BEGIN Dataset content

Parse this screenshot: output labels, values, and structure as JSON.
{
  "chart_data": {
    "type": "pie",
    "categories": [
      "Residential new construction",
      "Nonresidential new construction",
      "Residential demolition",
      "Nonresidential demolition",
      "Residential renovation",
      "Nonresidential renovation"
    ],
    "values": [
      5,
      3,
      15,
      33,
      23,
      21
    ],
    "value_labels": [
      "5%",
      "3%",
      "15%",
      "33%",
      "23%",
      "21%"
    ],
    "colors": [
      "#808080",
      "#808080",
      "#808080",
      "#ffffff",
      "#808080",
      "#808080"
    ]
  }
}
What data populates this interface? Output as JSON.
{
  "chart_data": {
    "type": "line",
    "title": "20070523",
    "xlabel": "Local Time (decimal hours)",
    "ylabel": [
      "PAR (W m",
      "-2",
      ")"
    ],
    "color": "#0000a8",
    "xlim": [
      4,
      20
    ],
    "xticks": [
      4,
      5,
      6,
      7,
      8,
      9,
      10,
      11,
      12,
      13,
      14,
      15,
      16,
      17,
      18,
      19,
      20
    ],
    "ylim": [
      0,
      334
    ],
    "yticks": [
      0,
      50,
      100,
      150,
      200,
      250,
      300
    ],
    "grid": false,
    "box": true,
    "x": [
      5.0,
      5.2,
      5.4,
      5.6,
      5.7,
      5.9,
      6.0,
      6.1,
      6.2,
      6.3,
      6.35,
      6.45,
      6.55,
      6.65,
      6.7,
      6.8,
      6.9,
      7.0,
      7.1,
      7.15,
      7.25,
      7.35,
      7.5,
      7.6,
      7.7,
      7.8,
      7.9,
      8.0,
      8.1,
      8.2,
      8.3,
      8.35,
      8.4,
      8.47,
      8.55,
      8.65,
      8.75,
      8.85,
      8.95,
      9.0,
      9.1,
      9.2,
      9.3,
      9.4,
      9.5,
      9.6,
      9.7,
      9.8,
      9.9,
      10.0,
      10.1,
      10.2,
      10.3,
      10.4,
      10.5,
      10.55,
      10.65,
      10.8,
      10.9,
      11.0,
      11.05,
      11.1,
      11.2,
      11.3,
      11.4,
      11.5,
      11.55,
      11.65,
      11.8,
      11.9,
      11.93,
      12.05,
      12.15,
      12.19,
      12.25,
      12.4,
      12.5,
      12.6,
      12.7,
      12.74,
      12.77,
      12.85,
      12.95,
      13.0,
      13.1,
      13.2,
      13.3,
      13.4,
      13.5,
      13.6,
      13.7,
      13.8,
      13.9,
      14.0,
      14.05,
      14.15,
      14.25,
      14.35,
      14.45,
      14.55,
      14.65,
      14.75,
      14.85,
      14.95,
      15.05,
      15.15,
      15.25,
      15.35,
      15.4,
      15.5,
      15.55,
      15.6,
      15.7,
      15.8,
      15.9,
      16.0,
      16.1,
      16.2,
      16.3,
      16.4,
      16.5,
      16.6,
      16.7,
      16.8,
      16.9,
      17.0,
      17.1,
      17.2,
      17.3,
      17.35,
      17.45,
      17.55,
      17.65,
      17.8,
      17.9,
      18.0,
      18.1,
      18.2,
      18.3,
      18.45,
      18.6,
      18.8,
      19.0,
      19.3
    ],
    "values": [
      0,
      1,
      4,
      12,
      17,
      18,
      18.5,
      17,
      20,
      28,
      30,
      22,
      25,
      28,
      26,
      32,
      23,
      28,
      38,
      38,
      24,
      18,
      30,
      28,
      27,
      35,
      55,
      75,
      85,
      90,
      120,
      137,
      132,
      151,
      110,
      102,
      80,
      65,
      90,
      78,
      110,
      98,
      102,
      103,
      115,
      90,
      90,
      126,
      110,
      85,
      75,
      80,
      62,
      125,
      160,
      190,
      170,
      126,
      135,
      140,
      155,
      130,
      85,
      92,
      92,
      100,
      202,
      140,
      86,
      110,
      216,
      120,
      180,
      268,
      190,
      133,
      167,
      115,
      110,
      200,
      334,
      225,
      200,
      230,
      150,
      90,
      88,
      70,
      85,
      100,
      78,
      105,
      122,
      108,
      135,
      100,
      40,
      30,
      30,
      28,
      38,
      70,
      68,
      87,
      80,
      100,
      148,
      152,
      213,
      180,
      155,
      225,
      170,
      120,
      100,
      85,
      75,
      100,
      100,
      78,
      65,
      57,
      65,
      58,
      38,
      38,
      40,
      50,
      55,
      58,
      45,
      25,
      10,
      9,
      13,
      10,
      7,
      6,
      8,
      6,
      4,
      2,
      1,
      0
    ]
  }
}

END Dataset content

**Goal**
Without leaving anything out, give the entries again exactly.

**Result**
Parse this screenshot: output labels, values, and structure as JSON.
{
  "chart_data": {
    "type": "pie",
    "categories": [
      "Residential new construction",
      "Nonresidential new construction",
      "Residential demolition",
      "Nonresidential demolition",
      "Residential renovation",
      "Nonresidential renovation"
    ],
    "values": [
      5,
      3,
      15,
      33,
      23,
      21
    ],
    "value_labels": [
      "5%",
      "3%",
      "15%",
      "33%",
      "23%",
      "21%"
    ],
    "colors": [
      "#808080",
      "#808080",
      "#808080",
      "#ffffff",
      "#808080",
      "#808080"
    ]
  }
}
What data populates this interface? Output as JSON.
{
  "chart_data": {
    "type": "line",
    "title": "20070523",
    "xlabel": "Local Time (decimal hours)",
    "ylabel": [
      "PAR (W m",
      "-2",
      ")"
    ],
    "color": "#0000a8",
    "xlim": [
      4,
      20
    ],
    "xticks": [
      4,
      5,
      6,
      7,
      8,
      9,
      10,
      11,
      12,
      13,
      14,
      15,
      16,
      17,
      18,
      19,
      20
    ],
    "ylim": [
      0,
      334
    ],
    "yticks": [
      0,
      50,
      100,
      150,
      200,
      250,
      300
    ],
    "grid": false,
    "box": true,
    "x": [
      5.0,
      5.2,
      5.4,
      5.6,
      5.7,
      5.9,
      6.0,
      6.1,
      6.2,
      6.3,
      6.35,
      6.45,
      6.55,
      6.65,
      6.7,
      6.8,
      6.9,
      7.0,
      7.1,
      7.15,
      7.25,
      7.35,
      7.5,
      7.6,
      7.7,
      7.8,
      7.9,
      8.0,
      8.1,
      8.2,
      8.3,
      8.35,
      8.4,
      8.47,
      8.55,
      8.65,
      8.75,
      8.85,
      8.95,
      9.0,
      9.1,
      9.2,
      9.3,
      9.4,
      9.5,
      9.6,
      9.7,
      9.8,
      9.9,
      10.0,
      10.1,
      10.2,
      10.3,
      10.4,
      10.5,
      10.55,
      10.65,
      10.8,
      10.9,
      11.0,
      11.05,
      11.1,
      11.2,
      11.3,
      11.4,
      11.5,
      11.55,
      11.65,
      11.8,
      11.9,
      11.93,
      12.05,
      12.15,
      12.19,
      12.25,
      12.4,
      12.5,
      12.6,
      12.7,
      12.74,
      12.77,
      12.85,
      12.95,
      13.0,
      13.1,
      13.2,
      13.3,
      13.4,
      13.5,
      13.6,
      13.7,
      13.8,
      13.9,
      14.0,
      14.05,
      14.15,
      14.25,
      14.35,
      14.45,
      14.55,
      14.65,
      14.75,
      14.85,
      14.95,
      15.05,
      15.15,
      15.25,
      15.35,
      15.4,
      15.5,
      15.55,
      15.6,
      15.7,
      15.8,
      15.9,
      16.0,
      16.1,
      16.2,
      16.3,
      16.4,
      16.5,
      16.6,
      16.7,
      16.8,
      16.9,
      17.0,
      17.1,
      17.2,
      17.3,
      17.35,
      17.45,
      17.55,
      17.65,
      17.8,
      17.9,
      18.0,
      18.1,
      18.2,
      18.3,
      18.45,
      18.6,
      18.8,
      19.0,
      19.3
    ],
    "values": [
      0,
      1,
      4,
      12,
      17,
      18,
      18.5,
      17,
      20,
      28,
      30,
      22,
      25,
      28,
      26,
      32,
      23,
      28,
      38,
      38,
      24,
      18,
      30,
      28,
      27,
      35,
      55,
      75,
      85,
      90,
      120,
      137,
      132,
      151,
      110,
      102,
      80,
      65,
      90,
      78,
      110,
      98,
      102,
      103,
      115,
      90,
      90,
      126,
      110,
      85,
      75,
      80,
      62,
      125,
      160,
      190,
      170,
      126,
      135,
      140,
      155,
      130,
      85,
      92,
      92,
      100,
      202,
      140,
      86,
      110,
      216,
      120,
      180,
      268,
      190,
      133,
      167,
      115,
      110,
      200,
      334,
      225,
      200,
      230,
      150,
      90,
      88,
      70,
      85,
      100,
      78,
      105,
      122,
      108,
      135,
      100,
      40,
      30,
      30,
      28,
      38,
      70,
      68,
      87,
      80,
      100,
      148,
      152,
      213,
      180,
      155,
      225,
      170,
      120,
      100,
      85,
      75,
      100,
      100,
      78,
      65,
      57,
      65,
      58,
      38,
      38,
      40,
      50,
      55,
      58,
      45,
      25,
      10,
      9,
      13,
      10,
      7,
      6,
      8,
      6,
      4,
      2,
      1,
      0
    ]
  }
}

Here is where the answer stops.